→ **Exercise input**
==*==

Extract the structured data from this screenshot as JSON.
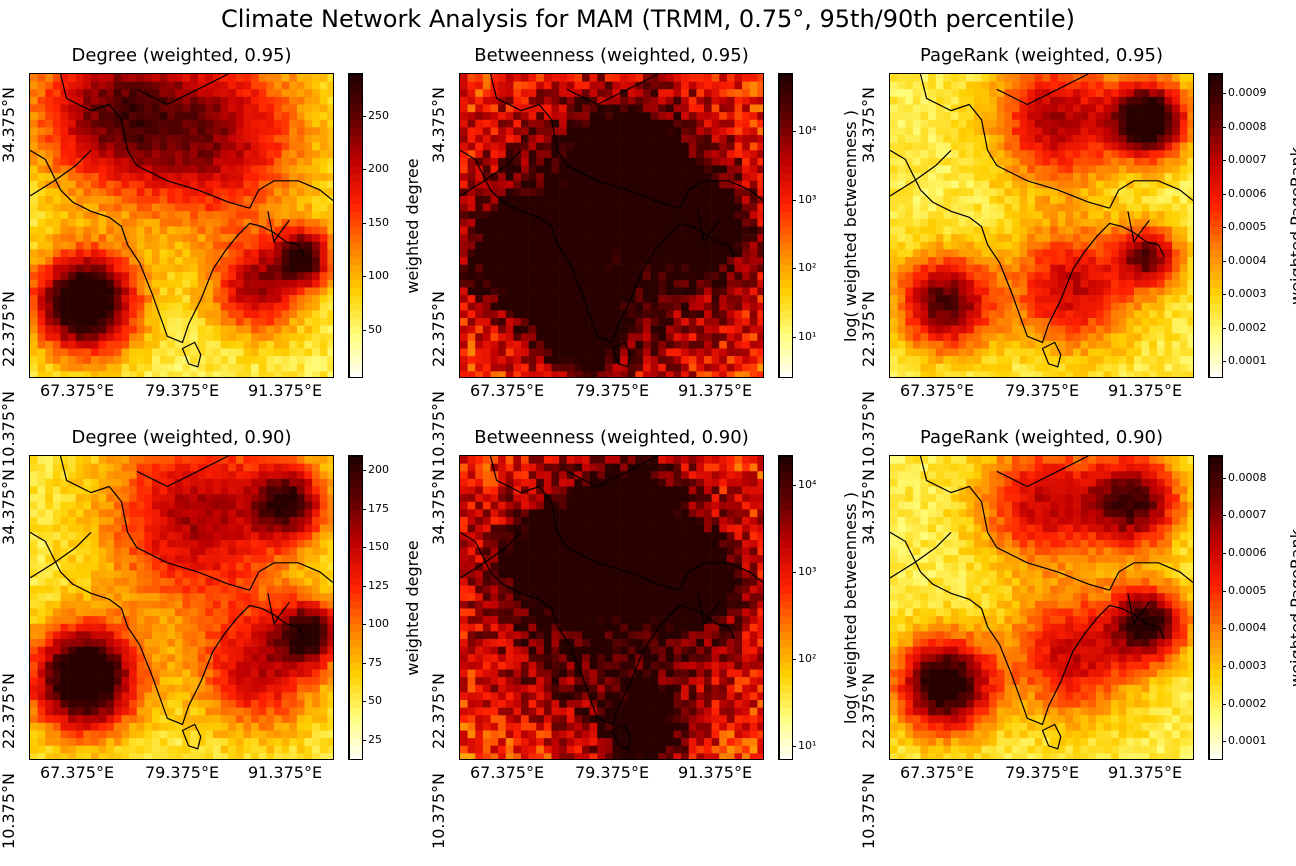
{
  "figure": {
    "title": "Climate Network Analysis for MAM (TRMM, 0.75°, 95th/90th percentile)"
  },
  "axes": {
    "y_ticks": [
      "34.375°N",
      "22.375°N",
      "10.375°N"
    ],
    "x_ticks": [
      "67.375°E",
      "79.375°E",
      "91.375°E"
    ]
  },
  "colors": {
    "cmap": "hot_r",
    "cmap_stops": [
      "#ffffff",
      "#ffff80",
      "#ffd000",
      "#ff8000",
      "#ff2000",
      "#c00000",
      "#600000",
      "#200000"
    ],
    "coastline": "#000000"
  },
  "chart_data": [
    {
      "type": "heatmap",
      "title": "Degree (weighted, 0.95)",
      "colorbar_label": "weighted degree",
      "scale": "linear",
      "vmin": 5,
      "vmax": 290,
      "colorbar_ticks": [
        "250",
        "200",
        "150",
        "100",
        "50"
      ],
      "colorbar_tick_values": [
        250,
        200,
        150,
        100,
        50
      ],
      "hotspots": [
        [
          0.18,
          0.75,
          0.16,
          1.0
        ],
        [
          0.9,
          0.6,
          0.09,
          0.7
        ],
        [
          0.6,
          0.2,
          0.3,
          0.55
        ],
        [
          0.25,
          0.12,
          0.25,
          0.55
        ],
        [
          0.75,
          0.7,
          0.15,
          0.55
        ]
      ]
    },
    {
      "type": "heatmap",
      "title": "Betweenness (weighted, 0.95)",
      "colorbar_label": "log( weighted betweenness )",
      "scale": "log",
      "vmin": 2.5,
      "vmax": 70000,
      "colorbar_ticks": [
        "10⁴",
        "10³",
        "10²",
        "10¹"
      ],
      "colorbar_tick_values": [
        10000,
        1000,
        100,
        10
      ],
      "hotspots": [
        [
          0.5,
          0.5,
          0.5,
          0.65
        ],
        [
          0.55,
          0.3,
          0.15,
          0.8
        ],
        [
          0.2,
          0.6,
          0.15,
          0.7
        ],
        [
          0.8,
          0.5,
          0.12,
          0.75
        ],
        [
          0.4,
          0.85,
          0.12,
          0.7
        ]
      ]
    },
    {
      "type": "heatmap",
      "title": "PageRank (weighted, 0.95)",
      "colorbar_label": "weighted PageRank",
      "scale": "linear",
      "vmin": 5e-05,
      "vmax": 0.00096,
      "colorbar_ticks": [
        "0.0009",
        "0.0008",
        "0.0007",
        "0.0006",
        "0.0005",
        "0.0004",
        "0.0003",
        "0.0002",
        "0.0001"
      ],
      "colorbar_tick_values": [
        0.0009,
        0.0008,
        0.0007,
        0.0006,
        0.0005,
        0.0004,
        0.0003,
        0.0002,
        0.0001
      ],
      "hotspots": [
        [
          0.85,
          0.15,
          0.12,
          0.95
        ],
        [
          0.18,
          0.75,
          0.15,
          0.7
        ],
        [
          0.85,
          0.6,
          0.1,
          0.6
        ],
        [
          0.55,
          0.15,
          0.2,
          0.55
        ],
        [
          0.6,
          0.7,
          0.2,
          0.5
        ]
      ]
    },
    {
      "type": "heatmap",
      "title": "Degree (weighted, 0.90)",
      "colorbar_label": "weighted degree",
      "scale": "linear",
      "vmin": 12,
      "vmax": 210,
      "colorbar_ticks": [
        "200",
        "175",
        "150",
        "125",
        "100",
        "75",
        "50",
        "25"
      ],
      "colorbar_tick_values": [
        200,
        175,
        150,
        125,
        100,
        75,
        50,
        25
      ],
      "hotspots": [
        [
          0.18,
          0.73,
          0.17,
          1.0
        ],
        [
          0.92,
          0.58,
          0.1,
          0.7
        ],
        [
          0.55,
          0.2,
          0.3,
          0.55
        ],
        [
          0.85,
          0.15,
          0.12,
          0.6
        ],
        [
          0.75,
          0.7,
          0.2,
          0.5
        ]
      ]
    },
    {
      "type": "heatmap",
      "title": "Betweenness (weighted, 0.90)",
      "colorbar_label": "log( weighted betweenness )",
      "scale": "log",
      "vmin": 7,
      "vmax": 22000,
      "colorbar_ticks": [
        "10⁴",
        "10³",
        "10²",
        "10¹"
      ],
      "colorbar_tick_values": [
        10000,
        1000,
        100,
        10
      ],
      "hotspots": [
        [
          0.5,
          0.45,
          0.5,
          0.6
        ],
        [
          0.75,
          0.4,
          0.12,
          0.85
        ],
        [
          0.3,
          0.35,
          0.12,
          0.75
        ],
        [
          0.55,
          0.2,
          0.15,
          0.7
        ],
        [
          0.6,
          0.9,
          0.12,
          0.7
        ]
      ]
    },
    {
      "type": "heatmap",
      "title": "PageRank (weighted, 0.90)",
      "colorbar_label": "weighted PageRank",
      "scale": "linear",
      "vmin": 5e-05,
      "vmax": 0.00086,
      "colorbar_ticks": [
        "0.0008",
        "0.0007",
        "0.0006",
        "0.0005",
        "0.0004",
        "0.0003",
        "0.0002",
        "0.0001"
      ],
      "colorbar_tick_values": [
        0.0008,
        0.0007,
        0.0006,
        0.0005,
        0.0004,
        0.0003,
        0.0002,
        0.0001
      ],
      "hotspots": [
        [
          0.18,
          0.75,
          0.15,
          0.9
        ],
        [
          0.85,
          0.55,
          0.12,
          0.75
        ],
        [
          0.8,
          0.15,
          0.15,
          0.7
        ],
        [
          0.5,
          0.15,
          0.2,
          0.5
        ],
        [
          0.6,
          0.65,
          0.2,
          0.5
        ]
      ]
    }
  ]
}
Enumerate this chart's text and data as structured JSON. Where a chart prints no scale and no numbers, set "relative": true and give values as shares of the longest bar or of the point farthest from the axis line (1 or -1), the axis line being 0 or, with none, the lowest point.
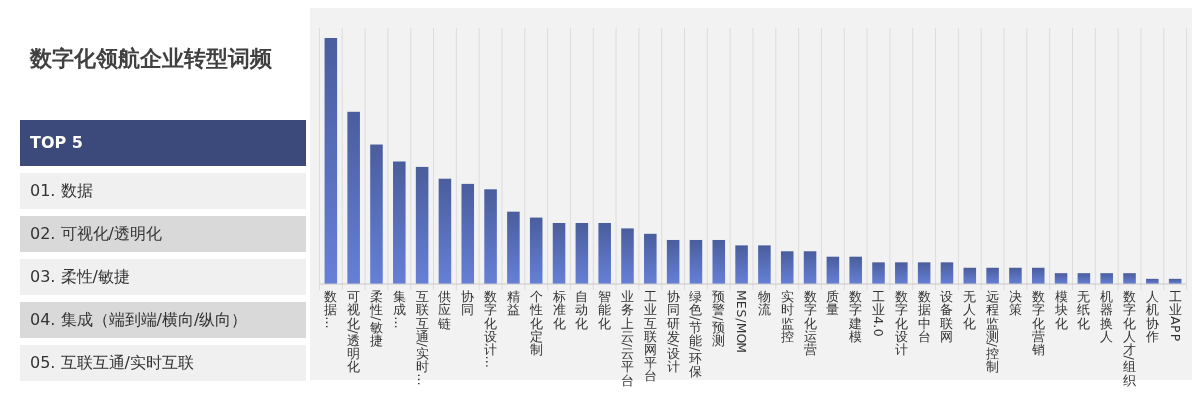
{
  "chart_data": {
    "type": "bar",
    "title": "数字化领航企业转型词频",
    "relative": true,
    "grid": "x",
    "color": "#4a5d9c",
    "annotations": [
      "TOP 5",
      "01.  数据",
      "02.  可视化/透明化",
      "03.  柔性/敏捷",
      "04.  集成（端到端/横向/纵向）",
      "05.  互联互通/实时互联"
    ],
    "categories": [
      "数据…",
      "可视化/透明化",
      "柔性/敏捷",
      "集成…",
      "互联互通/实时…",
      "供应链",
      "协同",
      "数字化设计…",
      "精益",
      "个性化定制",
      "标准化",
      "自动化",
      "智能化",
      "业务上云/云平台",
      "工业互联网平台",
      "协同研发/设计",
      "绿色/节能/环保",
      "预警/预测",
      "MES/MOM",
      "物流",
      "实时监控",
      "数字化运营",
      "质量",
      "数字建模",
      "工业4.0",
      "数字化设计",
      "数据中台",
      "设备联网",
      "无人化",
      "远程监测/控制",
      "决策",
      "数字化营销",
      "模块化",
      "无纸化",
      "机器换人",
      "数字化人才/组织",
      "人机协作",
      "工业APP"
    ],
    "values": [
      1,
      0.7,
      0.567,
      0.498,
      0.476,
      0.428,
      0.407,
      0.385,
      0.294,
      0.27,
      0.248,
      0.248,
      0.248,
      0.226,
      0.204,
      0.179,
      0.179,
      0.179,
      0.157,
      0.157,
      0.133,
      0.133,
      0.111,
      0.111,
      0.088,
      0.088,
      0.088,
      0.088,
      0.066,
      0.066,
      0.066,
      0.066,
      0.044,
      0.044,
      0.044,
      0.044,
      0.021,
      0.021
    ]
  }
}
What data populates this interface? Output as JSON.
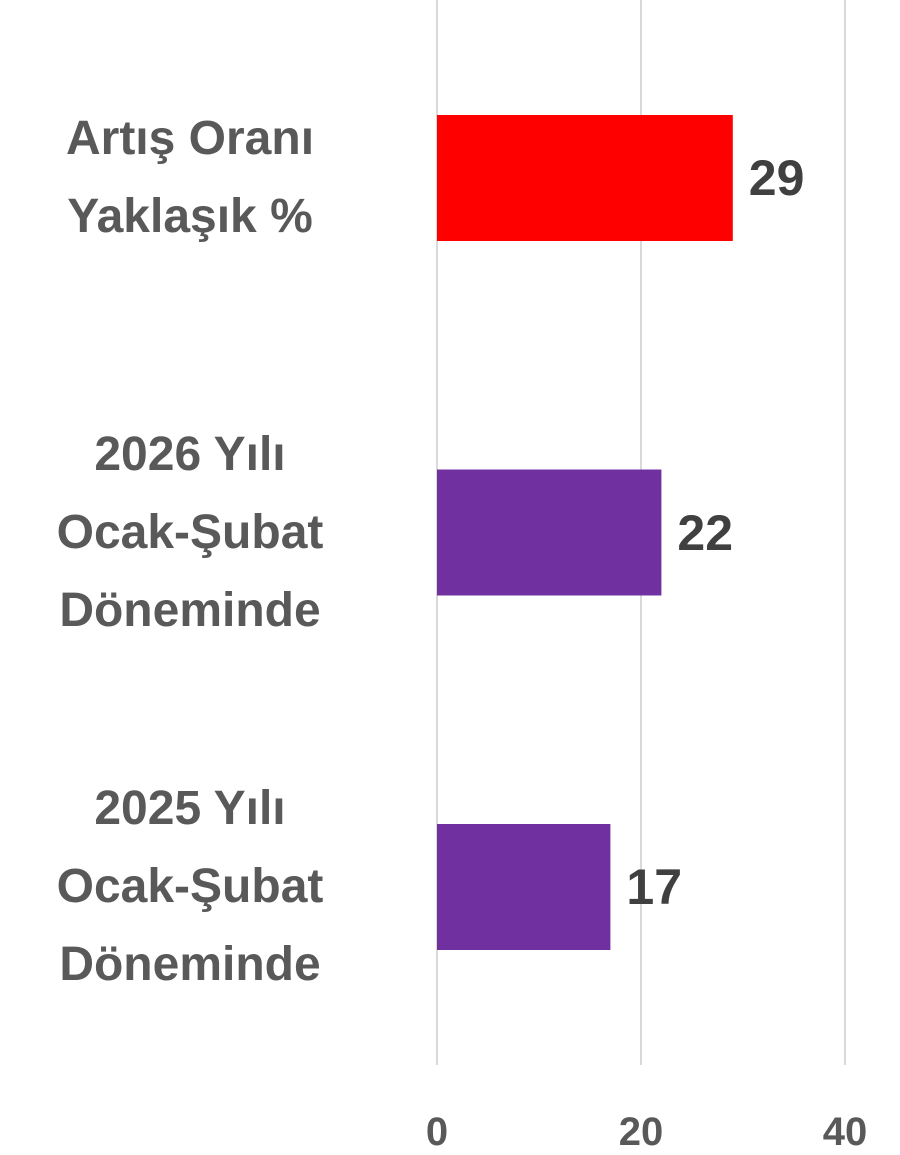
{
  "chart_data": {
    "type": "bar",
    "orientation": "horizontal",
    "categories": [
      "Artış Oranı\nYaklaşık %",
      "2026 Yılı\nOcak-Şubat\nDöneminde",
      "2025 Yılı\nOcak-Şubat\nDöneminde"
    ],
    "values": [
      29,
      22,
      17
    ],
    "colors": [
      "#ff0000",
      "#7030a0",
      "#7030a0"
    ],
    "xlim": [
      0,
      40
    ],
    "xticks": [
      0,
      20,
      40
    ],
    "grid": true
  }
}
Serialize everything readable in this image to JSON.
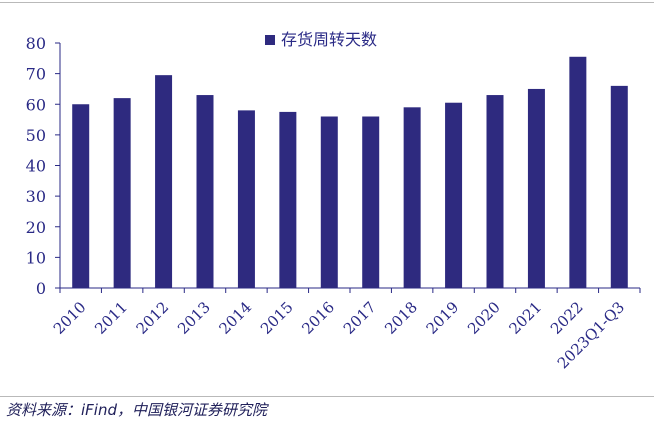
{
  "chart_data": {
    "type": "bar",
    "categories": [
      "2010",
      "2011",
      "2012",
      "2013",
      "2014",
      "2015",
      "2016",
      "2017",
      "2018",
      "2019",
      "2020",
      "2021",
      "2022",
      "2023Q1-Q3"
    ],
    "series": [
      {
        "name": "存货周转天数",
        "values": [
          60,
          62,
          69.5,
          63,
          58,
          57.5,
          56,
          56,
          59,
          60.5,
          63,
          65,
          75.5,
          66
        ]
      }
    ],
    "ylim": [
      0,
      80
    ],
    "yticks": [
      0,
      10,
      20,
      30,
      40,
      50,
      60,
      70,
      80
    ],
    "legend_position": "top-center",
    "grid": false,
    "colors": {
      "bar": "#2e2a7f",
      "axis": "#2a2a86"
    }
  },
  "source": "资料来源：iFind，中国银河证券研究院"
}
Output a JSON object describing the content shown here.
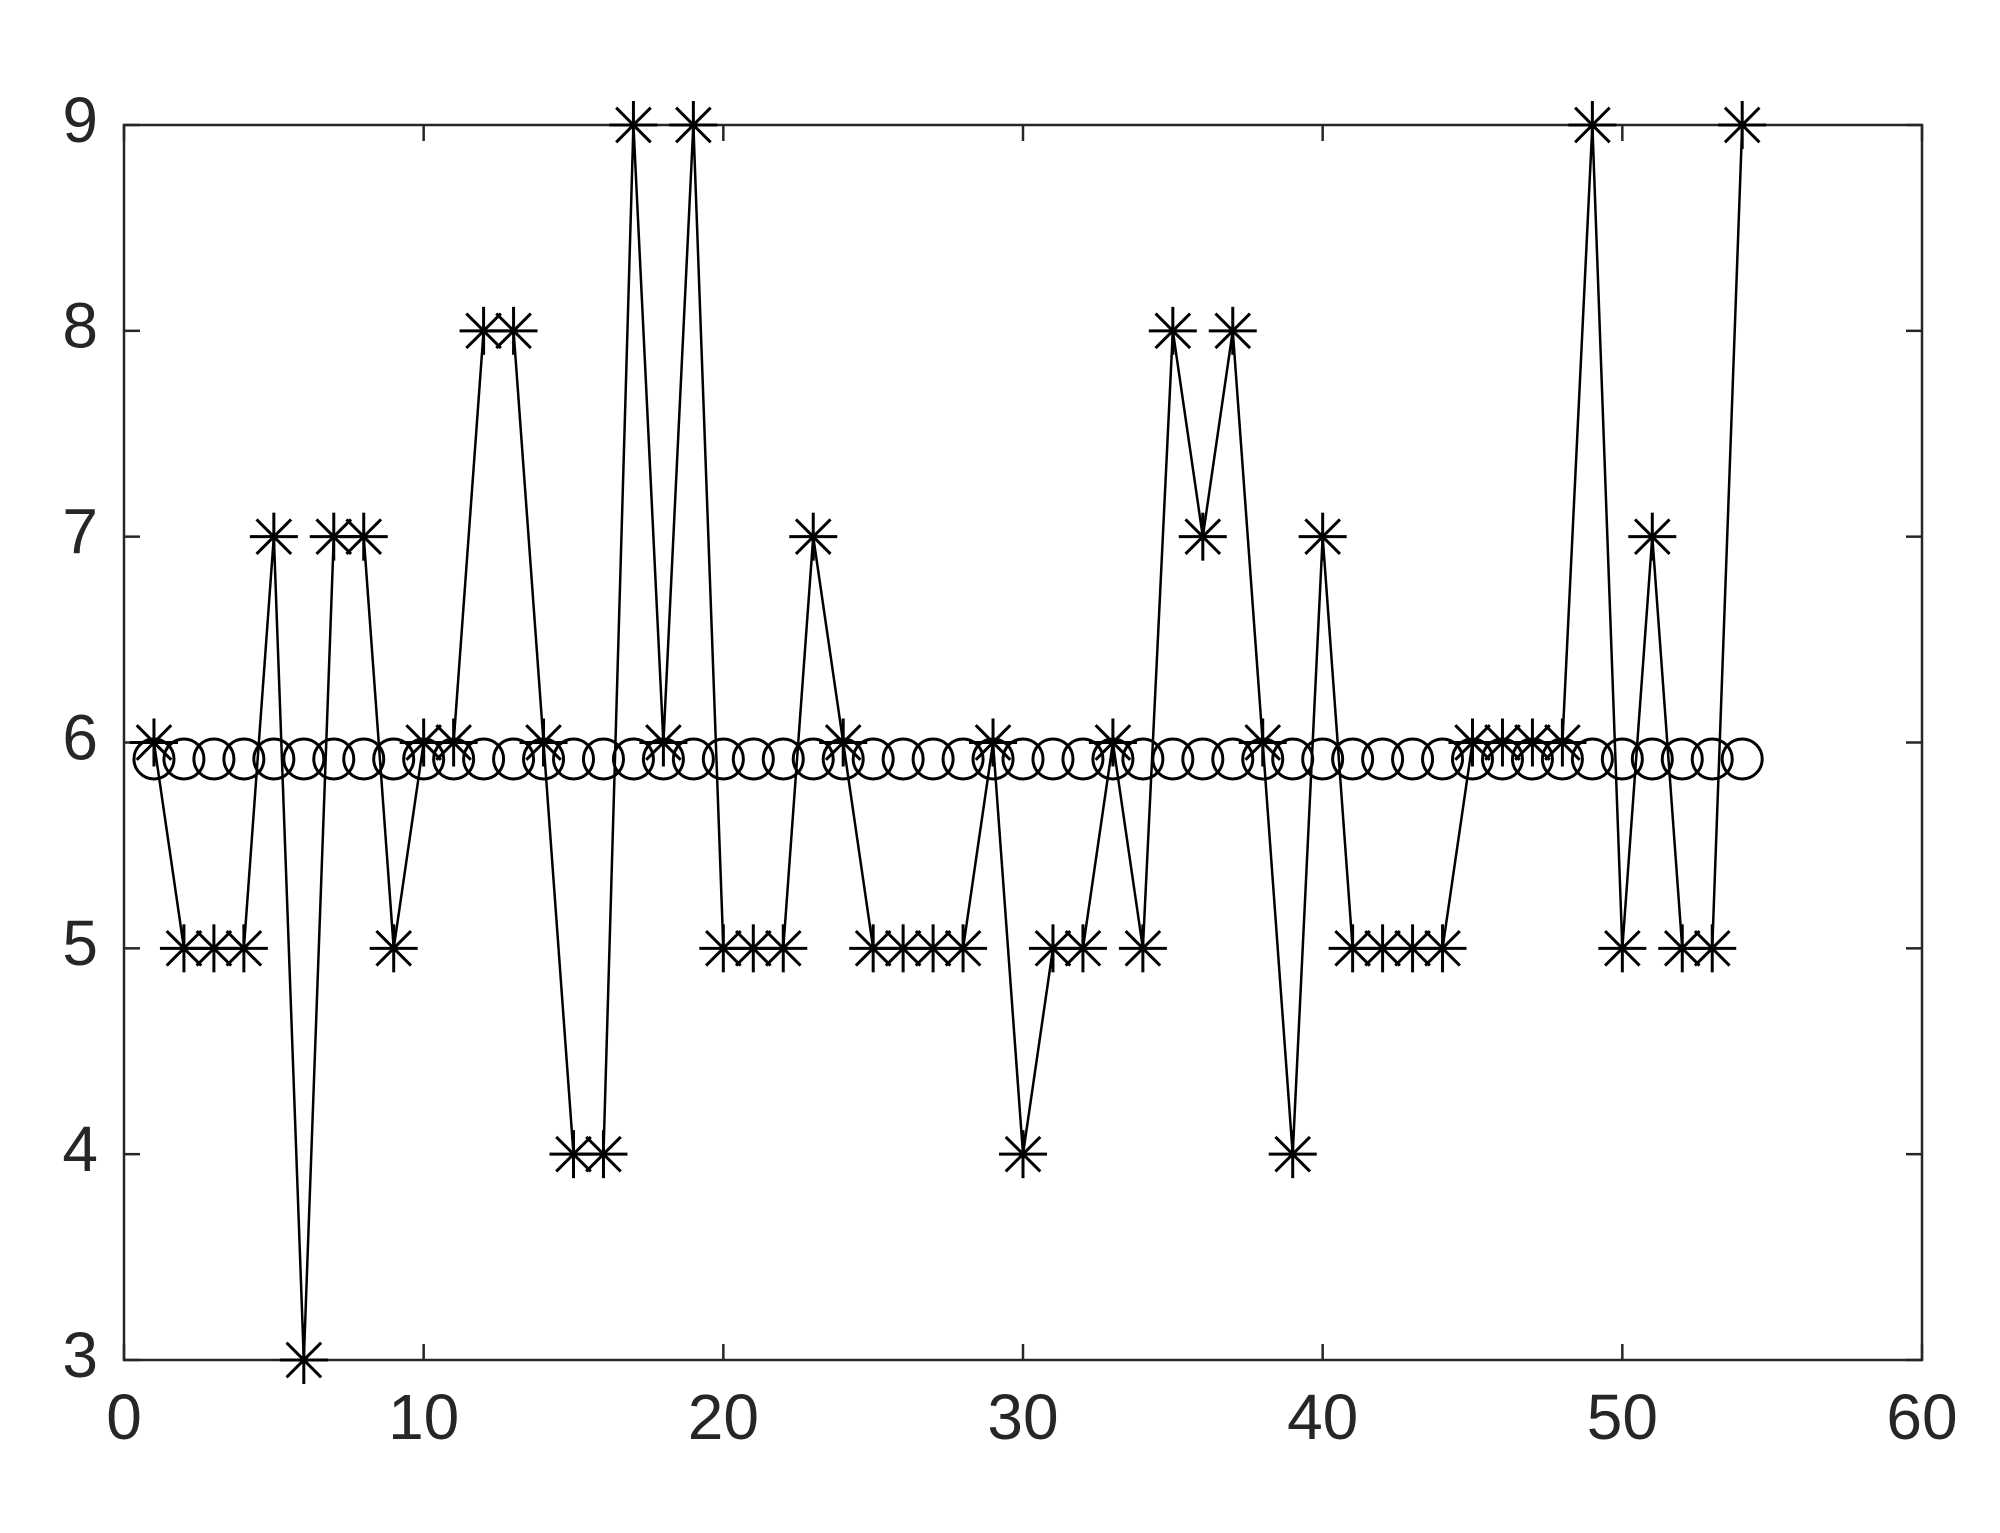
{
  "chart_data": {
    "type": "line",
    "x": [
      1,
      2,
      3,
      4,
      5,
      6,
      7,
      8,
      9,
      10,
      11,
      12,
      13,
      14,
      15,
      16,
      17,
      18,
      19,
      20,
      21,
      22,
      23,
      24,
      25,
      26,
      27,
      28,
      29,
      30,
      31,
      32,
      33,
      34,
      35,
      36,
      37,
      38,
      39,
      40,
      41,
      42,
      43,
      44,
      45,
      46,
      47,
      48,
      49,
      50,
      51,
      52,
      53,
      54
    ],
    "series": [
      {
        "color": "#000000",
        "marker": "asterisk",
        "line": true,
        "values": [
          6,
          5,
          5,
          5,
          7,
          3,
          7,
          7,
          5,
          6,
          6,
          8,
          8,
          6,
          4,
          4,
          9,
          6,
          9,
          5,
          5,
          5,
          7,
          6,
          5,
          5,
          5,
          5,
          6,
          4,
          5,
          5,
          6,
          5,
          8,
          7,
          8,
          6,
          4,
          7,
          5,
          5,
          5,
          5,
          6,
          6,
          6,
          6,
          9,
          5,
          7,
          5,
          5,
          9
        ]
      },
      {
        "color": "#000000",
        "marker": "circle",
        "line": false,
        "values": [
          5.92,
          5.92,
          5.92,
          5.92,
          5.92,
          5.92,
          5.92,
          5.92,
          5.92,
          5.92,
          5.92,
          5.92,
          5.92,
          5.92,
          5.92,
          5.92,
          5.92,
          5.92,
          5.92,
          5.92,
          5.92,
          5.92,
          5.92,
          5.92,
          5.92,
          5.92,
          5.92,
          5.92,
          5.92,
          5.92,
          5.92,
          5.92,
          5.92,
          5.92,
          5.92,
          5.92,
          5.92,
          5.92,
          5.92,
          5.92,
          5.92,
          5.92,
          5.92,
          5.92,
          5.92,
          5.92,
          5.92,
          5.92,
          5.92,
          5.92,
          5.92,
          5.92,
          5.92,
          5.92
        ]
      }
    ],
    "xlim": [
      0,
      60
    ],
    "xticks": [
      0,
      10,
      20,
      30,
      40,
      50,
      60
    ],
    "ylim": [
      3,
      9
    ],
    "yticks": [
      3,
      4,
      5,
      6,
      7,
      8,
      9
    ],
    "grid": false,
    "box": true
  }
}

==*==

→ **Exercise task**
Check each line above for "weighted" and return the ones that have it.

→ **Task solution**
      "title": "Degree (weighted, 0.95)",
      "colorbar_label": "weighted degree",
      "title": "Betweenness (weighted, 0.95)",
      "colorbar_label": "log( weighted betweenness )",
      "title": "PageRank (weighted, 0.95)",
      "colorbar_label": "weighted PageRank",
      "title": "Degree (weighted, 0.90)",
      "colorbar_label": "weighted degree",
      "title": "Betweenness (weighted, 0.90)",
      "colorbar_label": "log( weighted betweenness )",
      "title": "PageRank (weighted, 0.90)",
      "colorbar_label": "weighted PageRank",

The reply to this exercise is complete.